● AIM OF THE EXERCISE: Exactly as given, write out the lines from the one containing "Give me the" through the end of the listing, with both ends included and nothing else.

● RECORDS FOR THE TASK:
──────
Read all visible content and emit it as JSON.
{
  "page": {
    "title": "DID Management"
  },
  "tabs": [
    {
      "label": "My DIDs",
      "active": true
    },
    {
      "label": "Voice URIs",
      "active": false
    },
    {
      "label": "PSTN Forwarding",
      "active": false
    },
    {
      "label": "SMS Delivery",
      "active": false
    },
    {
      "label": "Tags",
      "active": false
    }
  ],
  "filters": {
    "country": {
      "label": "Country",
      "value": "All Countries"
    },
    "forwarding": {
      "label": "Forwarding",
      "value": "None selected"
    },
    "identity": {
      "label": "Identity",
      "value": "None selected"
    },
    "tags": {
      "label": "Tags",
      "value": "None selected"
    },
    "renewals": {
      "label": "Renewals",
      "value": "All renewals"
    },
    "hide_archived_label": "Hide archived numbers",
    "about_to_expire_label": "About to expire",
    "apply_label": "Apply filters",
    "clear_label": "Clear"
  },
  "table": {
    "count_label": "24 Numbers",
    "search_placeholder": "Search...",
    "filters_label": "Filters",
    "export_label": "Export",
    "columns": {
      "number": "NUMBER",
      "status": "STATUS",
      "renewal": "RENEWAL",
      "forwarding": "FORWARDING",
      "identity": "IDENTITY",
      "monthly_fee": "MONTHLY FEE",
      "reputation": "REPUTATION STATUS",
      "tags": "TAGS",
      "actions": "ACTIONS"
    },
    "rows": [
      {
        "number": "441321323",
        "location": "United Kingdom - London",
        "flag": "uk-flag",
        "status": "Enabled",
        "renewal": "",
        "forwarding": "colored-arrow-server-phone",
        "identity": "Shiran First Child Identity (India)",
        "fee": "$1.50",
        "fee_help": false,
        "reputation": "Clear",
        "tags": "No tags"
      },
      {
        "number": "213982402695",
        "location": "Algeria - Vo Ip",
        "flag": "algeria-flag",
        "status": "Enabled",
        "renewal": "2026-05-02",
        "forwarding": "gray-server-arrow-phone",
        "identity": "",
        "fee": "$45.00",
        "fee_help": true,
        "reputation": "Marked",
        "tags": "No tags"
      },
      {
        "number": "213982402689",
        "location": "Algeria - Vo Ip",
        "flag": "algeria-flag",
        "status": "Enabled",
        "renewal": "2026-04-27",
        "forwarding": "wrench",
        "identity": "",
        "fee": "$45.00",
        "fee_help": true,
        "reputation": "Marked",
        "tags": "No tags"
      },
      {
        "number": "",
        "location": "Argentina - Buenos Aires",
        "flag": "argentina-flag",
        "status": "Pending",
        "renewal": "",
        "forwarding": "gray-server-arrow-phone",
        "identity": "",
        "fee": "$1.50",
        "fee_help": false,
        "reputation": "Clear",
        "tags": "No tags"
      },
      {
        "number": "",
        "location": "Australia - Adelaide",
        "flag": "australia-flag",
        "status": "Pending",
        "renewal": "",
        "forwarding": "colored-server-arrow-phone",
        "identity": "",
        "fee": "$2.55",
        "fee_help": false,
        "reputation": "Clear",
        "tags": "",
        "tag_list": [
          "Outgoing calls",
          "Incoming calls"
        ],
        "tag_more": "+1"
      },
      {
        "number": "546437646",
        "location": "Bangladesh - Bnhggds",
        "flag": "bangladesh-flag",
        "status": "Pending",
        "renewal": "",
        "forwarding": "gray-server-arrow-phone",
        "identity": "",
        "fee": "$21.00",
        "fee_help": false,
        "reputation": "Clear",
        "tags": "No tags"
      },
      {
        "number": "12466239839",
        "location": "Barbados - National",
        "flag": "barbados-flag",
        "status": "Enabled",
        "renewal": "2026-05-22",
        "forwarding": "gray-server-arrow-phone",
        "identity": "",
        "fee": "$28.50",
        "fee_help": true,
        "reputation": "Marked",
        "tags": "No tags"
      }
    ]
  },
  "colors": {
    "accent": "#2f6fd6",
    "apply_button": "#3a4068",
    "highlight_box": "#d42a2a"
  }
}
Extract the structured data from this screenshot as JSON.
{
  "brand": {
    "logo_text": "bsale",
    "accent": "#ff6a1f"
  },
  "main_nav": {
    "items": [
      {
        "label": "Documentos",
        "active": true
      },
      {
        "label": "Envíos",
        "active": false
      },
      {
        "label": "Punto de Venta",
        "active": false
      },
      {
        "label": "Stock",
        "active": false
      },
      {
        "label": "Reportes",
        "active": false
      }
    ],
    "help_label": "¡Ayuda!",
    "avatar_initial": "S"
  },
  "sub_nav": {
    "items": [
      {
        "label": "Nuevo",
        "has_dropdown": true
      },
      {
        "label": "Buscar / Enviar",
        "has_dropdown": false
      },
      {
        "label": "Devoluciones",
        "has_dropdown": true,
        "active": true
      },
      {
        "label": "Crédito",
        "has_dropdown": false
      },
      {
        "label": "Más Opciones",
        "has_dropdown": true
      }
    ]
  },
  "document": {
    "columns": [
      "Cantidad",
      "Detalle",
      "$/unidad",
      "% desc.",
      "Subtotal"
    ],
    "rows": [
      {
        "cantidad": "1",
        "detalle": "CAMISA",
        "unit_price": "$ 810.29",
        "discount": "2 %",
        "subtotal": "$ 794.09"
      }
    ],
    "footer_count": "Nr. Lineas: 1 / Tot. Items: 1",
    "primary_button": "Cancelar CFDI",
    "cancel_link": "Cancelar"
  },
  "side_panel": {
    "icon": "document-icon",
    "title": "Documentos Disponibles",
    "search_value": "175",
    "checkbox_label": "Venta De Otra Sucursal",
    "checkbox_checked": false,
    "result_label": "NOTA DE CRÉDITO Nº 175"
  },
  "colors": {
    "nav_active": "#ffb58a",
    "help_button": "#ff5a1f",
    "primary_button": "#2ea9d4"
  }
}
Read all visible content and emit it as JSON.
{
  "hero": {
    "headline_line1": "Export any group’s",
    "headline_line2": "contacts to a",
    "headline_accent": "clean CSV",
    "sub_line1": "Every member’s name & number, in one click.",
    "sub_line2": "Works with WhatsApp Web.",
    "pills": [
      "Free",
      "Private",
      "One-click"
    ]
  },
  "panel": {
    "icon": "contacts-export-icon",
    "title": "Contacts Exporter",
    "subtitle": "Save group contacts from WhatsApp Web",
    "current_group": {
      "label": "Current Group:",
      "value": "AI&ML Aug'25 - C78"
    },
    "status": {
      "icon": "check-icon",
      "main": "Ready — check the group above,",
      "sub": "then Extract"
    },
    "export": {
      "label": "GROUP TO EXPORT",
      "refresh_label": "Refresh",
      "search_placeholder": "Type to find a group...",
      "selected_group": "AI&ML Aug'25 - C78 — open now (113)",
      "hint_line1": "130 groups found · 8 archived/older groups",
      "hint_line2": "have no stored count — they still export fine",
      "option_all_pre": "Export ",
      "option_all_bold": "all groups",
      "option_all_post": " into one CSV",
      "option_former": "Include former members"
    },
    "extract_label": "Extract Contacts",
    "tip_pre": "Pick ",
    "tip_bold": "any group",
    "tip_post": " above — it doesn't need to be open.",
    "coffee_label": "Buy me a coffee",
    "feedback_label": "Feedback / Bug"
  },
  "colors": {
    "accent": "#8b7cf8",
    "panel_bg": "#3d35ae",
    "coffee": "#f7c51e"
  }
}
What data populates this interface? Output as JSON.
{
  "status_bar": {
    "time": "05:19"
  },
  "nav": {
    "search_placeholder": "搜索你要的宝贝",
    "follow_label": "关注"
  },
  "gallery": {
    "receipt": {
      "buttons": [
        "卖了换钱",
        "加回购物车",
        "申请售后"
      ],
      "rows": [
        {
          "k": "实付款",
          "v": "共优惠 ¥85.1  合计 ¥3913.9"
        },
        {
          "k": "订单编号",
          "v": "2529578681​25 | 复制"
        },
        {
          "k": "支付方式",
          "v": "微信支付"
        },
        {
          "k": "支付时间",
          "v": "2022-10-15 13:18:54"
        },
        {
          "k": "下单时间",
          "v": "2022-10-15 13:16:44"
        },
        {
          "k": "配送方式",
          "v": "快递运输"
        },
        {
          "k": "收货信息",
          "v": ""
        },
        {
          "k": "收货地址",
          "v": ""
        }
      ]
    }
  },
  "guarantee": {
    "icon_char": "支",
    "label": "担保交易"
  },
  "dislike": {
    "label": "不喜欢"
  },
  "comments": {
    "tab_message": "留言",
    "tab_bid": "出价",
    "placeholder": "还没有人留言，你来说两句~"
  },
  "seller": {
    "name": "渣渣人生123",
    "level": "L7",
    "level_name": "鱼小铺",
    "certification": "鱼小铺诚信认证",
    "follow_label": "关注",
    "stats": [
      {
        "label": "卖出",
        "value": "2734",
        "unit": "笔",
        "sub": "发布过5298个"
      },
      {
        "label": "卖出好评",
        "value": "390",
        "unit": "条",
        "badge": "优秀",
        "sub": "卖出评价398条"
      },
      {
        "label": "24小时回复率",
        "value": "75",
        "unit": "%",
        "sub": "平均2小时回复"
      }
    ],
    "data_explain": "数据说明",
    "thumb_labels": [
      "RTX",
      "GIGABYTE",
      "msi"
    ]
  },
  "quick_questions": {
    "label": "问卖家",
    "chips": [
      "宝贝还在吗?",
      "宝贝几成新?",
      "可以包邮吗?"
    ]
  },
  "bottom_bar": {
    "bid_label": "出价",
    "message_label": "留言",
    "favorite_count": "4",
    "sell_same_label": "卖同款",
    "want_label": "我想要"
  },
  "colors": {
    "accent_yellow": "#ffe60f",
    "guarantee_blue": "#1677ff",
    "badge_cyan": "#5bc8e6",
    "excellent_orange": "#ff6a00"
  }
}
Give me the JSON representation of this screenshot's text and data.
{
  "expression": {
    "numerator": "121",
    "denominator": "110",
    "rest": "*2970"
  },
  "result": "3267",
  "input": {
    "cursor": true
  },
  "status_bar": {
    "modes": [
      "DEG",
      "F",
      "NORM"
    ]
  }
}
──────
● SOLUTION:
Give me the JSON representation of this screenshot's text and data.
{
  "expression": {
    "numerator": "121",
    "denominator": "110",
    "rest": "*2970"
  },
  "result": "3267",
  "input": {
    "cursor": true
  },
  "status_bar": {
    "modes": [
      "DEG",
      "F",
      "NORM"
    ]
  }
}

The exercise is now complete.